DATA FOR THIS EXERCISE
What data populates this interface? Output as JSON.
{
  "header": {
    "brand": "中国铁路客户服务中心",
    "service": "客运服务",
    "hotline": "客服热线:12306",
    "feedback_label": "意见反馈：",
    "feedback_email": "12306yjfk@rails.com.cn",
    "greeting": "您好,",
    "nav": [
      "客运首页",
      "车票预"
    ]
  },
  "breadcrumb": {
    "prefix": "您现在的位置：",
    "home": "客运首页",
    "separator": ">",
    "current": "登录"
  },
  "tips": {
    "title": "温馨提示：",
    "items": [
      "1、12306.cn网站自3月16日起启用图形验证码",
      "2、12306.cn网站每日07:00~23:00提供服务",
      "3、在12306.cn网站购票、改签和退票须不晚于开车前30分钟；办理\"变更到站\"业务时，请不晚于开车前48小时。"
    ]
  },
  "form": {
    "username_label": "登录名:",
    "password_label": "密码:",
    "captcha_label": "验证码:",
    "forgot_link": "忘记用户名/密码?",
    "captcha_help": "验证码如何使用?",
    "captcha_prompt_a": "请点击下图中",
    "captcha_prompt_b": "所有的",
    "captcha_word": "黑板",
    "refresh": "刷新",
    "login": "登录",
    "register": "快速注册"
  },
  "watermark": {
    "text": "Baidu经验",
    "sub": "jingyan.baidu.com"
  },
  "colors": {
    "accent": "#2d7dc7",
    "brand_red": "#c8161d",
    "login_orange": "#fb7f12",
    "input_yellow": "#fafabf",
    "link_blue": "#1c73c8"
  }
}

AIM
All entries shown above should be printed again exactly.

ANSWER IN FULL
What data populates this interface? Output as JSON.
{
  "header": {
    "brand": "中国铁路客户服务中心",
    "service": "客运服务",
    "hotline": "客服热线:12306",
    "feedback_label": "意见反馈：",
    "feedback_email": "12306yjfk@rails.com.cn",
    "greeting": "您好,",
    "nav": [
      "客运首页",
      "车票预"
    ]
  },
  "breadcrumb": {
    "prefix": "您现在的位置：",
    "home": "客运首页",
    "separator": ">",
    "current": "登录"
  },
  "tips": {
    "title": "温馨提示：",
    "items": [
      "1、12306.cn网站自3月16日起启用图形验证码",
      "2、12306.cn网站每日07:00~23:00提供服务",
      "3、在12306.cn网站购票、改签和退票须不晚于开车前30分钟；办理\"变更到站\"业务时，请不晚于开车前48小时。"
    ]
  },
  "form": {
    "username_label": "登录名:",
    "password_label": "密码:",
    "captcha_label": "验证码:",
    "forgot_link": "忘记用户名/密码?",
    "captcha_help": "验证码如何使用?",
    "captcha_prompt_a": "请点击下图中",
    "captcha_prompt_b": "所有的",
    "captcha_word": "黑板",
    "refresh": "刷新",
    "login": "登录",
    "register": "快速注册"
  },
  "watermark": {
    "text": "Baidu经验",
    "sub": "jingyan.baidu.com"
  },
  "colors": {
    "accent": "#2d7dc7",
    "brand_red": "#c8161d",
    "login_orange": "#fb7f12",
    "input_yellow": "#fafabf",
    "link_blue": "#1c73c8"
  }
}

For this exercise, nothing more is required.